■ What you have to do: Copy all lines holding the word "this" from the entries.

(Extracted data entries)
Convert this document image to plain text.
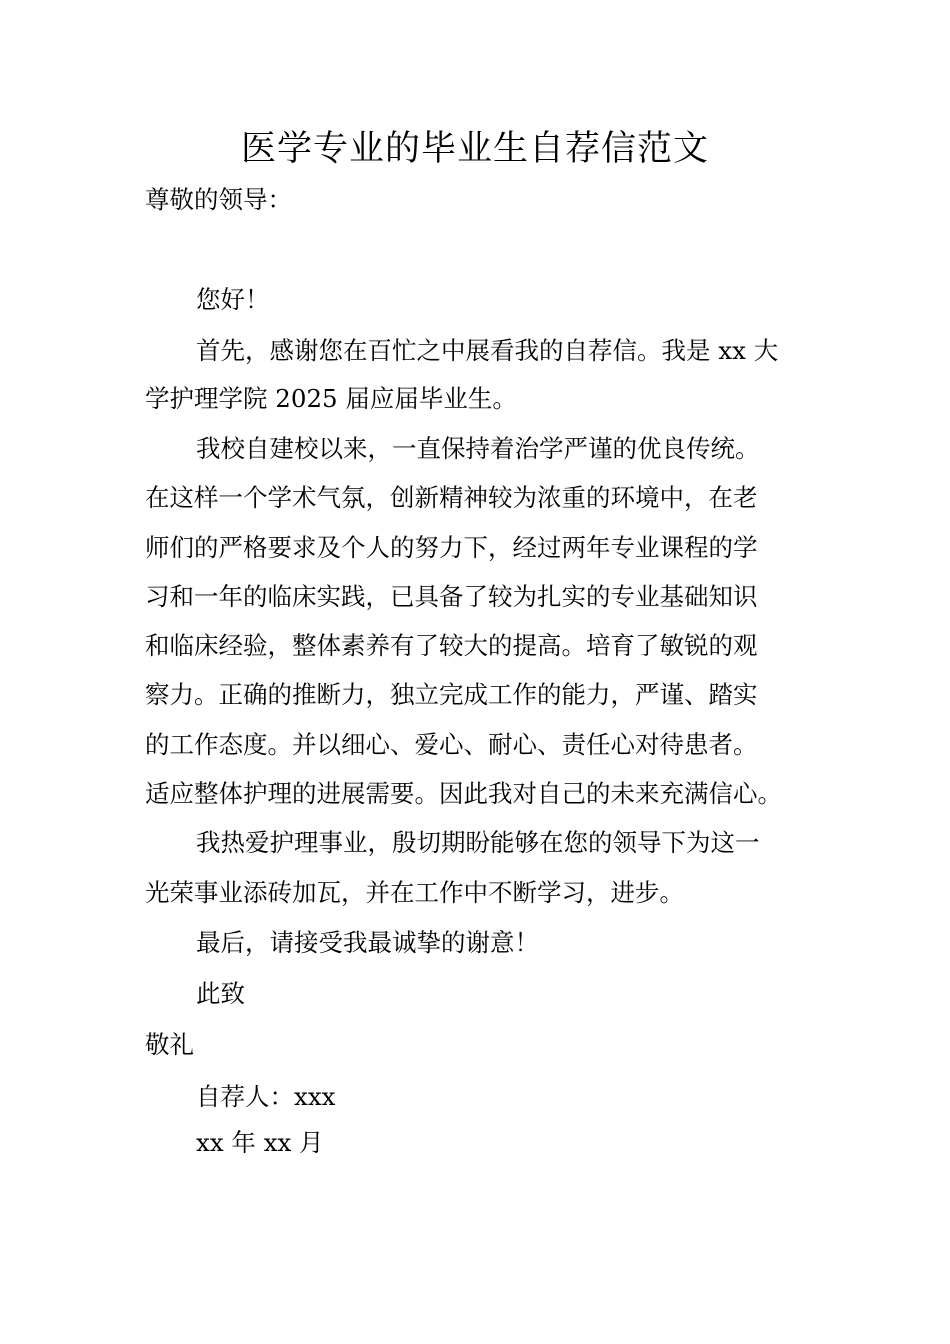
医学专业的毕业生自荐信范文
尊敬的领导：
您好！
首先，感谢您在百忙之中展看我的自荐信。我是 xx 大
学护理学院 2025 届应届毕业生。
我校自建校以来，一直保持着治学严谨的优良传统。
在这样一个学术气氛，创新精神较为浓重的环境中，在老
师们的严格要求及个人的努力下，经过两年专业课程的学
习和一年的临床实践，已具备了较为扎实的专业基础知识
和临床经验，整体素养有了较大的提高。培育了敏锐的观
察力。正确的推断力，独立完成工作的能力，严谨、踏实
的工作态度。并以细心、爱心、耐心、责任心对待患者。
适应整体护理的进展需要。因此我对自己的未来充满信心。
我热爱护理事业，殷切期盼能够在您的领导下为这一
光荣事业添砖加瓦，并在工作中不断学习，进步。
最后，请接受我最诚挚的谢意！
此致
敬礼
自荐人：xxx
xx 年 xx 月
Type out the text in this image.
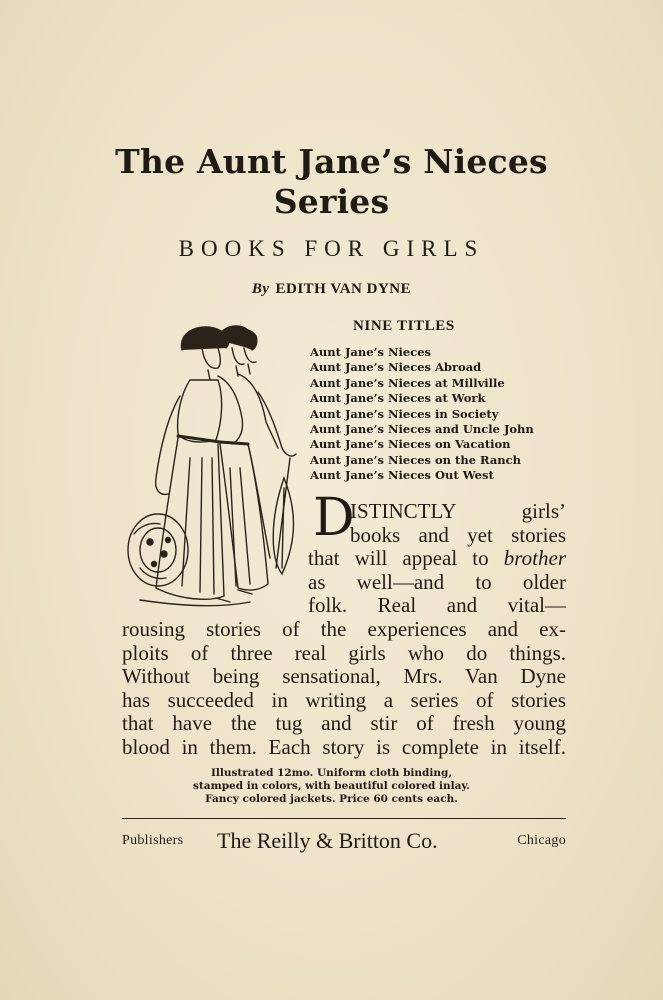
The Aunt Jane’s Nieces
Series
BOOKS FOR GIRLS
By EDITH VAN DYNE
NINE TITLES
Aunt Jane’s Nieces
Aunt Jane’s Nieces Abroad
Aunt Jane’s Nieces at Millville
Aunt Jane’s Nieces at Work
Aunt Jane’s Nieces in Society
Aunt Jane’s Nieces and Uncle John
Aunt Jane’s Nieces on Vacation
Aunt Jane’s Nieces on the Ranch
Aunt Jane’s Nieces Out West
D
ISTINCTLY girls’
books and yet stories
that will appeal to brother
as well—and to older
folk. Real and vital—
rousing stories of the experiences and ex-
ploits of three real girls who do things.
Without being sensational, Mrs. Van Dyne
has succeeded in writing a series of stories
that have the tug and stir of fresh young
blood in them. Each story is complete in itself.
Illustrated 12mo. Uniform cloth binding,
stamped in colors, with beautiful colored inlay.
Fancy colored jackets. Price 60 cents each.
Publishers The Reilly & Britton Co.	Chicago
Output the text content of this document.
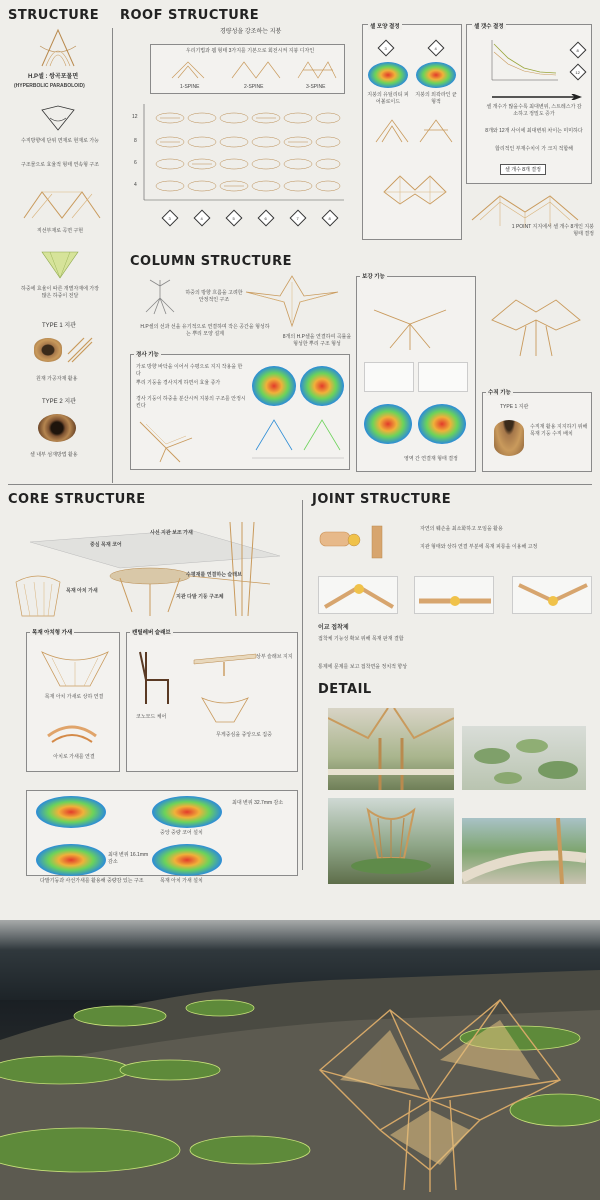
STRUCTURE ROOF STRUCTURE
COLUMN STRUCTURE
CORE STRUCTURE	JOINT STRUCTURE
DETAIL
H.P셀 : 쌍곡포물면
(HYPERBOLIC PARABOLOID)
수직방향에 단위 면재로 현재로 가능
구조물으로 효율적 형태 연속형 구조
직선부재로 곡면 구현
하중에 효율이 따른 개별자재에 가장 많은 하중이 전달
TYPE 1 지관
원재 가공자재 활용
TYPE 2 지관
셀 내부 섬재방법 활용
경량성을 강조하는 지붕
우리기법과 웹 형태 3가지를 기본으로 회전시켜 지붕 디자인
1-SPINE	2-SPINE	3-SPINE
12
8
6
4
3	4	5	6	7	8
셀 모양 결정
3	4
지붕의 유틸리티 피어볼로이드
지붕의 외곽라인 균형적
셀 갯수 결정
8
12
셀 개수가 많을수록 최대변위, 스트레스가 감소하고 정밀도 증가
8개와 12개 사이에 최대변위 차이는 미미하다
합리적인 부재수치이 가 크지 적합해
셀 개수 8개 결정
1 POINT 지지에서 셀 개수 8개인 지붕형태 결정
하중의 방향 흐름을 고려한 안정적인 구조
H.P셀의 선과 선을 유기적으로 연결하며 작은 공간을 형성하는 뿌리 모양 설계
8개의 H.P셀을 연결하여 곡률을 형성한 뿌리 구조 형성
경사 기능
가로 방향 바닥을 이어서 수평으로 지지 작용을 한다
뿌리 기둥을 경사지게 하면서 효율 증가
경사 기둥이 하중을 분산시켜 지붕의 구조를 안정시킨다
보강 기능
영역 간 연결재 형태 결정
수직 기능
TYPE 1 지관
수직재 활용 지지하기 위해 목재 기둥 수직 배치
중심 목재 코어
사선 지관 보조 가새
목재 아치 가새
수평재를 연결하는 슬래브
지관 다발 기둥 구조체
목재 아치형 가새
목재 아치 가새로 상하 연결
아치로 가새를 연결
캔틸레버 슬래브
코노모드 체어
상부 슬래브 지지
무게중심을 중앙으로 집중
최대 변위 32.7mm 감소
중앙 중량 코어 설치
최대 변위 16.1mm 감소
목재 아치 가새 설치
다발기둥과 사선가새를 활용해 중량감 있는 구조
자연의 훼손을 최소화하고 모임을 활용
지관 형태와 상하 연결 부분에 목재 피롱을 이용해 고정
이교 접착제
접착체 기능성 확보 위해 목재 판재 결합
통제에 문제를 보고 접착면을 정치적 향상
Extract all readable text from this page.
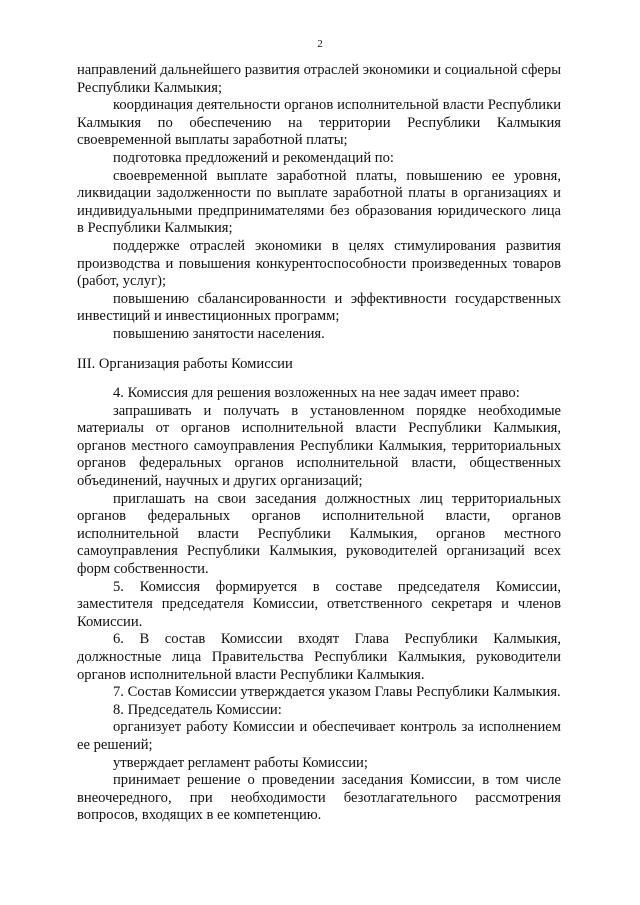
2

направлений дальнейшего развития отраслей экономики и социальной сферы Республики Калмыкия;

координация деятельности органов исполнительной власти Республики Калмыкия по обеспечению на территории Республики Калмыкия своевременной выплаты заработной платы;

подготовка предложений и рекомендаций по:

своевременной выплате заработной платы, повышению ее уровня, ликвидации задолженности по выплате заработной платы в организациях и индивидуальными предпринимателями без образования юридического лица в Республики Калмыкия;

поддержке отраслей экономики в целях стимулирования развития производства и повышения конкурентоспособности произведенных товаров (работ, услуг);

повышению сбалансированности и эффективности государственных инвестиций и инвестиционных программ;

повышению занятости населения.

III. Организация работы Комиссии

4. Комиссия для решения возложенных на нее задач имеет право:

запрашивать и получать в установленном порядке необходимые материалы от органов исполнительной власти Республики Калмыкия, органов местного самоуправления Республики Калмыкия, территориальных органов федеральных органов исполнительной власти, общественных объединений, научных и других организаций;

приглашать на свои заседания должностных лиц территориальных органов федеральных органов исполнительной власти, органов исполнительной власти Республики Калмыкия, органов местного самоуправления Республики Калмыкия, руководителей организаций всех форм собственности.

5. Комиссия формируется в составе председателя Комиссии, заместителя председателя Комиссии, ответственного секретаря и членов Комиссии.

6. В состав Комиссии входят Глава Республики Калмыкия, должностные лица Правительства Республики Калмыкия, руководители органов исполнительной власти Республики Калмыкия.

7. Состав Комиссии утверждается указом Главы Республики Калмыкия.

8. Председатель Комиссии:

организует работу Комиссии и обеспечивает контроль за исполнением ее решений;

утверждает регламент работы Комиссии;

принимает решение о проведении заседания Комиссии, в том числе внеочередного, при необходимости безотлагательного рассмотрения вопросов, входящих в ее компетенцию.
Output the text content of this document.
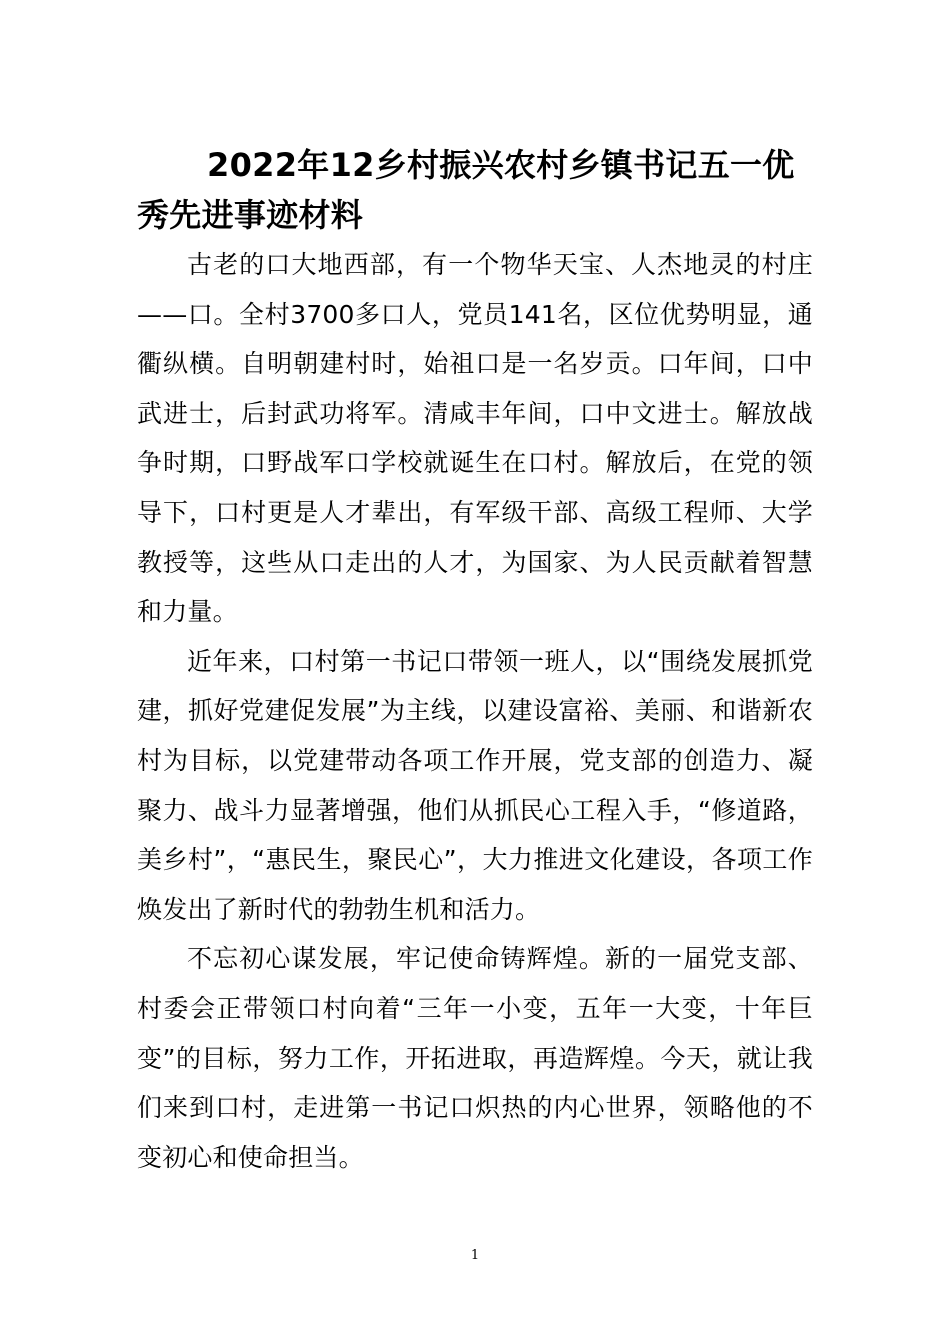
2022年12乡村振兴农村乡镇书记五一优秀先进事迹材料

古老的口大地西部，有一个物华天宝、人杰地灵的村庄——口。全村3700多口人，党员141名，区位优势明显，通衢纵横。自明朝建村时，始祖口是一名岁贡。口年间，口中武进士，后封武功将军。清咸丰年间，口中文进士。解放战争时期，口野战军口学校就诞生在口村。解放后，在党的领导下，口村更是人才辈出，有军级干部、高级工程师、大学教授等，这些从口走出的人才，为国家、为人民贡献着智慧和力量。

近年来，口村第一书记口带领一班人，以“围绕发展抓党建，抓好党建促发展”为主线，以建设富裕、美丽、和谐新农村为目标，以党建带动各项工作开展，党支部的创造力、凝聚力、战斗力显著增强，他们从抓民心工程入手，“修道路，美乡村”，“惠民生，聚民心”，大力推进文化建设，各项工作焕发出了新时代的勃勃生机和活力。

不忘初心谋发展，牢记使命铸辉煌。新的一届党支部、村委会正带领口村向着“三年一小变，五年一大变，十年巨变”的目标，努力工作，开拓进取，再造辉煌。今天，就让我们来到口村，走进第一书记口炽热的内心世界，领略他的不变初心和使命担当。

1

■ Exercise answer:
Convert this document image to plain text.
Type out the text in this image.
Output the text content of this document.
Extract all readable text from this page.
Output the text content of this document.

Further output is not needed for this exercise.